Copy every line of the records below that holds the word "Whole".

Data entries for graphics:
____
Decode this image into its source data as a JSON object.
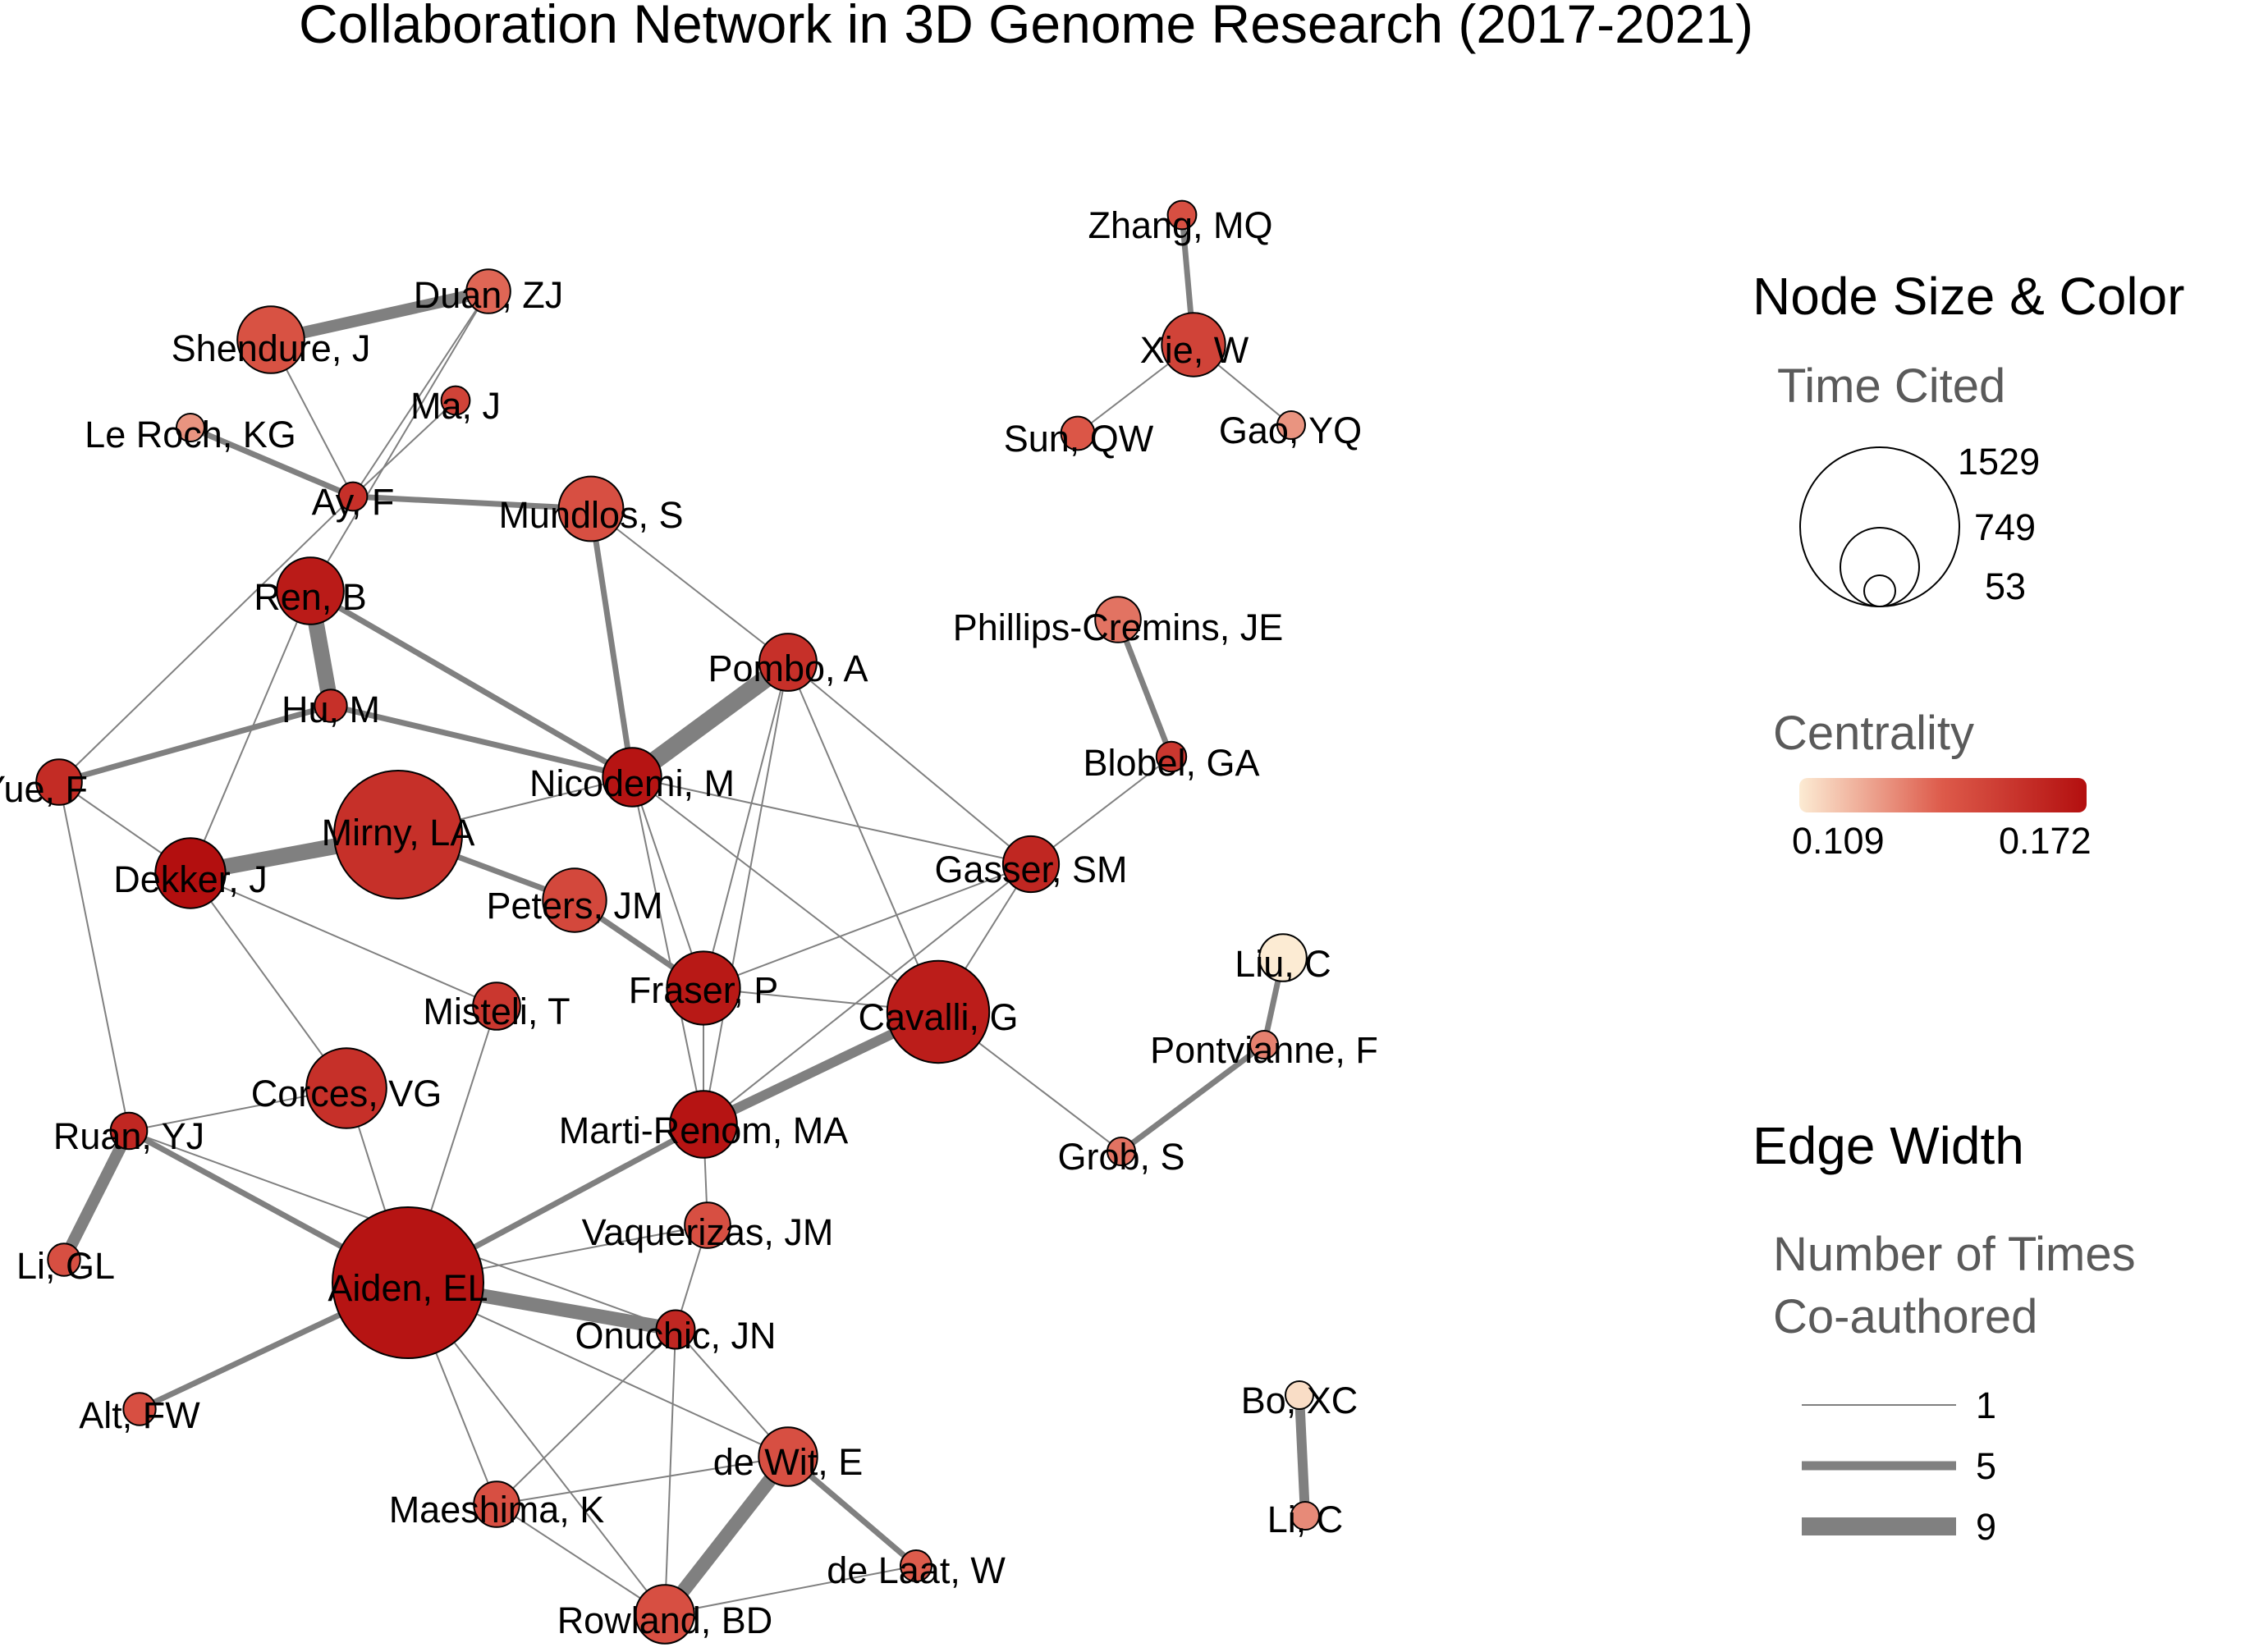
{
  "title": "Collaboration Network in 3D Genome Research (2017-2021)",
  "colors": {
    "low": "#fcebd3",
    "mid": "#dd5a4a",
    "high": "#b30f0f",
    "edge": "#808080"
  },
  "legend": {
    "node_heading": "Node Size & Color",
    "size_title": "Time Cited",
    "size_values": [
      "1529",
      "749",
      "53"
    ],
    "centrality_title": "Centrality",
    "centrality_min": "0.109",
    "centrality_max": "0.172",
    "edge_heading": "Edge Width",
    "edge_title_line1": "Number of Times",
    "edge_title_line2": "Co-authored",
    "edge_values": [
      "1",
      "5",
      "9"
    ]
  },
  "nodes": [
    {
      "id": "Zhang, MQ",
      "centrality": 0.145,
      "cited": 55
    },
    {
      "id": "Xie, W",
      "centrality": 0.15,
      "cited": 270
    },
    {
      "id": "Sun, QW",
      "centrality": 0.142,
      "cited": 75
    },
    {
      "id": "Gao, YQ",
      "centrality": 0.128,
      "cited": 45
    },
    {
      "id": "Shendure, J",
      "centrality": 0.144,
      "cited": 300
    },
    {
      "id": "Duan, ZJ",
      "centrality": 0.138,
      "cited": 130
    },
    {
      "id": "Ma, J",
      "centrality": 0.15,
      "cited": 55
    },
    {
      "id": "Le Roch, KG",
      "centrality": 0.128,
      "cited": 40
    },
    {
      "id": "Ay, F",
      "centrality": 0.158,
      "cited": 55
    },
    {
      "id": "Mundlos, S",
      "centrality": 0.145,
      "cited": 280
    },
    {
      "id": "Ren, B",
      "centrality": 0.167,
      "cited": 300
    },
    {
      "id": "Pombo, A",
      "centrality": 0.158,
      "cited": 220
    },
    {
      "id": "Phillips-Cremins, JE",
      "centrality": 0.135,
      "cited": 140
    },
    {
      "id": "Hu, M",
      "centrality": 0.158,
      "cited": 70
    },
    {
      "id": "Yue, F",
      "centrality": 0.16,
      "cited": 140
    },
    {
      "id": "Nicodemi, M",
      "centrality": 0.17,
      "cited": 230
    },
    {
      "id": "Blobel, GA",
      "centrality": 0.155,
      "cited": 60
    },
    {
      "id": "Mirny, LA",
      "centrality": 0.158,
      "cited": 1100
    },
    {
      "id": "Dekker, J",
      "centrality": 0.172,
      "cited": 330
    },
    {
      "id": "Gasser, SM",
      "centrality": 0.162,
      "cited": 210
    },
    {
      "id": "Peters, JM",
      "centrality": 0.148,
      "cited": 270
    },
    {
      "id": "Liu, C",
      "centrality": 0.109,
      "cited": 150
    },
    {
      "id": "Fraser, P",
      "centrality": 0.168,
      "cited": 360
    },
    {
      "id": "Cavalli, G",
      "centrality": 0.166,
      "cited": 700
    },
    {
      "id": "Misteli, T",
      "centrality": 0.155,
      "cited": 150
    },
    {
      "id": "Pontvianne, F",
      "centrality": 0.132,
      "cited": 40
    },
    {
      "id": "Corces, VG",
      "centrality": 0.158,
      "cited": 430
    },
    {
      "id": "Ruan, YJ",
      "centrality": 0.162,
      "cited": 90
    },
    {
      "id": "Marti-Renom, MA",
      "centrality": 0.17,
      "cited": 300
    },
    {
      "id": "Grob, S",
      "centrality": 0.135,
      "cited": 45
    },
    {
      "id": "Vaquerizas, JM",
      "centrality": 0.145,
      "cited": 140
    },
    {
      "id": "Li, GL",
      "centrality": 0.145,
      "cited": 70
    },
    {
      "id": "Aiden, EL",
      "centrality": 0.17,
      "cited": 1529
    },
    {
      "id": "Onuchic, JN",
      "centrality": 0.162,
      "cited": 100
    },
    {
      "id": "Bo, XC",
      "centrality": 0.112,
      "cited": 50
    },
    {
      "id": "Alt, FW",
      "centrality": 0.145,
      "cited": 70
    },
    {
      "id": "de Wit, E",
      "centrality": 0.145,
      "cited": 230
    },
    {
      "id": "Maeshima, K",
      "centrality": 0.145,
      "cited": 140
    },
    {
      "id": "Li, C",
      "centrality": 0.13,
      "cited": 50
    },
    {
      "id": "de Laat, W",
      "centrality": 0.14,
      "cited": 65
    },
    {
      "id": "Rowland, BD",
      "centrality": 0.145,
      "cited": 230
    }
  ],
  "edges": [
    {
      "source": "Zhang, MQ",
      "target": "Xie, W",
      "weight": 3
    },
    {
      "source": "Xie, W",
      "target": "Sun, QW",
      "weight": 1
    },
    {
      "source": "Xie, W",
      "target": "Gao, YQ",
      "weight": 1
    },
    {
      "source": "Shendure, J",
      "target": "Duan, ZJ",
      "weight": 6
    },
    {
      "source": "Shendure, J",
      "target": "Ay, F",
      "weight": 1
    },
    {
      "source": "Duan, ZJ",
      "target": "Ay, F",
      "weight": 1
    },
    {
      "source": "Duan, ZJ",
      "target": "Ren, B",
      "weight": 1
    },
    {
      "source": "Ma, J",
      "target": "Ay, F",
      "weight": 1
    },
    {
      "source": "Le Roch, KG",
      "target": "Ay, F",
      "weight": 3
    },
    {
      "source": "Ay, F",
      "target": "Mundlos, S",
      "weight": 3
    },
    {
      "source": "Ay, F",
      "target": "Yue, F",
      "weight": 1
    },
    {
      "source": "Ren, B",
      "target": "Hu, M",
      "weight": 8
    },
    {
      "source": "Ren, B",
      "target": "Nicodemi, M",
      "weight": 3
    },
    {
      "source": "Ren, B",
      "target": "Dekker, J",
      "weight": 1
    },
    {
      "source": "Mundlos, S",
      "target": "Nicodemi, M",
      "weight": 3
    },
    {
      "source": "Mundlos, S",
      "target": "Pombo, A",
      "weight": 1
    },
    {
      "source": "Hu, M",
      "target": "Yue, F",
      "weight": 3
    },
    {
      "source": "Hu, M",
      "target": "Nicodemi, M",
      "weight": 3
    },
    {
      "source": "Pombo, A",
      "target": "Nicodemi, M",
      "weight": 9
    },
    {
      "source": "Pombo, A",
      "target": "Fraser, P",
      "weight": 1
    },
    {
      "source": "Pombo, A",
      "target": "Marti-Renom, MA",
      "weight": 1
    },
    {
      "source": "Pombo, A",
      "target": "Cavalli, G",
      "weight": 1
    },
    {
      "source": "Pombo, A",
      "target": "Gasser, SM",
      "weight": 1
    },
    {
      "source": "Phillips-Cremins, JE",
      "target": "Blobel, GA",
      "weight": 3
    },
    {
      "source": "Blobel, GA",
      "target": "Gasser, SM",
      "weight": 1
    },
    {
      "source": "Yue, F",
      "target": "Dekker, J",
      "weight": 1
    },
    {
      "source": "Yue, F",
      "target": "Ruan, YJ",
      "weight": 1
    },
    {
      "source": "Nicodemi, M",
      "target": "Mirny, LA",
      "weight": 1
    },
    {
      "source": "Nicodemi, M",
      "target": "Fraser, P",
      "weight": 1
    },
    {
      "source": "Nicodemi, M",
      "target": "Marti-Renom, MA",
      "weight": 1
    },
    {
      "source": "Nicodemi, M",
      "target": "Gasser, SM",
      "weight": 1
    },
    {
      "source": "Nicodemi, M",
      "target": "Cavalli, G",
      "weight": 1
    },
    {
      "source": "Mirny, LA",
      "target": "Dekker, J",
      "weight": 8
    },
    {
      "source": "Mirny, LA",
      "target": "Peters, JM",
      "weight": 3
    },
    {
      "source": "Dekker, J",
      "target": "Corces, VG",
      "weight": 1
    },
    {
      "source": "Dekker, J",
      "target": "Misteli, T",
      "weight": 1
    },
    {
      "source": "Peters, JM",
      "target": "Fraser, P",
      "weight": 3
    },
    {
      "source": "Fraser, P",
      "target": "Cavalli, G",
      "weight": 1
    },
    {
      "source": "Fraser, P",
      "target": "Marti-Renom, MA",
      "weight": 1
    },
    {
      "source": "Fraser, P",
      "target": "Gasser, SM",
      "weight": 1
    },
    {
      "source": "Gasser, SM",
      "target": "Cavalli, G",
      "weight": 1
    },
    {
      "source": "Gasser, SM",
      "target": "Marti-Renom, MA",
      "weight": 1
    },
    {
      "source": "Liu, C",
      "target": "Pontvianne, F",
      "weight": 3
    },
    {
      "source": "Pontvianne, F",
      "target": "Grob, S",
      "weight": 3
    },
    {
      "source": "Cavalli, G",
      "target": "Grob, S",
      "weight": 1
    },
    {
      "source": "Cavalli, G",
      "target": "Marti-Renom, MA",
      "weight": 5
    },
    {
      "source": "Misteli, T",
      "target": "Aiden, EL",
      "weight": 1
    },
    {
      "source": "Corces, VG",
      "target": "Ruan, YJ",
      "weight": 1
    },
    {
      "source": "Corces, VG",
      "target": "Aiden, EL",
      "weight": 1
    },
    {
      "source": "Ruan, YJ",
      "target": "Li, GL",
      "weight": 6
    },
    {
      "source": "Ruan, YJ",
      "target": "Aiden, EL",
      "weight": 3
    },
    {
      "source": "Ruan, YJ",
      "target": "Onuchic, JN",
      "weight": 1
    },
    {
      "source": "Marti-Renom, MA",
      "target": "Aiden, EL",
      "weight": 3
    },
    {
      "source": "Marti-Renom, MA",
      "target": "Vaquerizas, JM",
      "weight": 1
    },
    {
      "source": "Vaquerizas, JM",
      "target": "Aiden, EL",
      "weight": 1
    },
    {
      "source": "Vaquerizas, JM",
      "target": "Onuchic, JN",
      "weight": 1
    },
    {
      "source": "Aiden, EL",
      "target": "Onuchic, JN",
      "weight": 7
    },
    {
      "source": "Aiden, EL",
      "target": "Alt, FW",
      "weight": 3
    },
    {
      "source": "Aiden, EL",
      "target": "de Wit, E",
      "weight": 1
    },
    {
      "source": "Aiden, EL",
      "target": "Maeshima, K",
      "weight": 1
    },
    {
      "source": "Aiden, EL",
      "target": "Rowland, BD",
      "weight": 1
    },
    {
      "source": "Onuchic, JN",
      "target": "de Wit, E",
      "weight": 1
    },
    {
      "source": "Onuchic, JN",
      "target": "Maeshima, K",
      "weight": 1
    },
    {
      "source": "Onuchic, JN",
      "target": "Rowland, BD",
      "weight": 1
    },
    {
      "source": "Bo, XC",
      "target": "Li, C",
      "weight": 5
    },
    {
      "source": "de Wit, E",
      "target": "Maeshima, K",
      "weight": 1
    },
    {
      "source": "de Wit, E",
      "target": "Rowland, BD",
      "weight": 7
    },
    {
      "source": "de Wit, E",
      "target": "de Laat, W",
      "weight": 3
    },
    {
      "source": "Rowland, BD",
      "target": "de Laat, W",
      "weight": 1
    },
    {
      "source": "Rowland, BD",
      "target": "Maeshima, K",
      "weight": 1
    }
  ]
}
____
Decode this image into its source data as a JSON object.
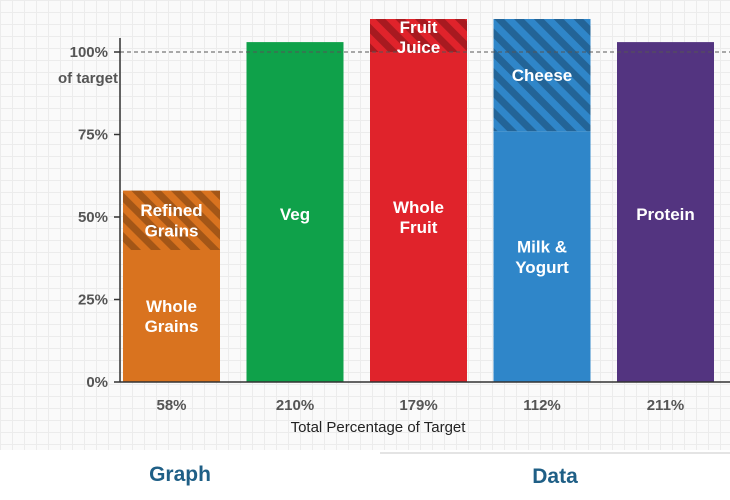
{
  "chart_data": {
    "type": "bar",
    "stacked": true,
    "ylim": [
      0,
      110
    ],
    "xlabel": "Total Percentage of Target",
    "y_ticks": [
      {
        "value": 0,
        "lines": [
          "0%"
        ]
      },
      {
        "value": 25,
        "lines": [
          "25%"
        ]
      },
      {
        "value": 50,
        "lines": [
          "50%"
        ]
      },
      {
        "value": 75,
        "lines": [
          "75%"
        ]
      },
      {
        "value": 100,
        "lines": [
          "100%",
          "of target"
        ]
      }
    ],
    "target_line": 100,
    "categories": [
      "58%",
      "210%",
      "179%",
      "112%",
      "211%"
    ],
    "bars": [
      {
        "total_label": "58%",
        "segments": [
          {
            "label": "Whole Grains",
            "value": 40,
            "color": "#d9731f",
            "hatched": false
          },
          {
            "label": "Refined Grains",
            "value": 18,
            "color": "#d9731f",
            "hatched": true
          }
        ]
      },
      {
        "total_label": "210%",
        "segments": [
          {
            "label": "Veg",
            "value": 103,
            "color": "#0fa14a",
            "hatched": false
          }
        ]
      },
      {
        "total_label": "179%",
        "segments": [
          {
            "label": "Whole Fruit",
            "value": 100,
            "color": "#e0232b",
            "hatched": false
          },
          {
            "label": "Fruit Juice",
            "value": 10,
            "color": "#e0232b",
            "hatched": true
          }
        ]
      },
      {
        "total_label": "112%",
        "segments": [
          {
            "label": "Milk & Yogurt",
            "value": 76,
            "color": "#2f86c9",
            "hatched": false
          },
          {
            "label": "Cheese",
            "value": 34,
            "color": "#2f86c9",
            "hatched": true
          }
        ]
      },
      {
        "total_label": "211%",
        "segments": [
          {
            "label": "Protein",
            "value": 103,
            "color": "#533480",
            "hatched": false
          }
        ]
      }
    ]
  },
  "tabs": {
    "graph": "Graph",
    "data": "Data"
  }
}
____
*Answer box*.
            "label": "Whole Grains",
            "label": "Whole Fruit",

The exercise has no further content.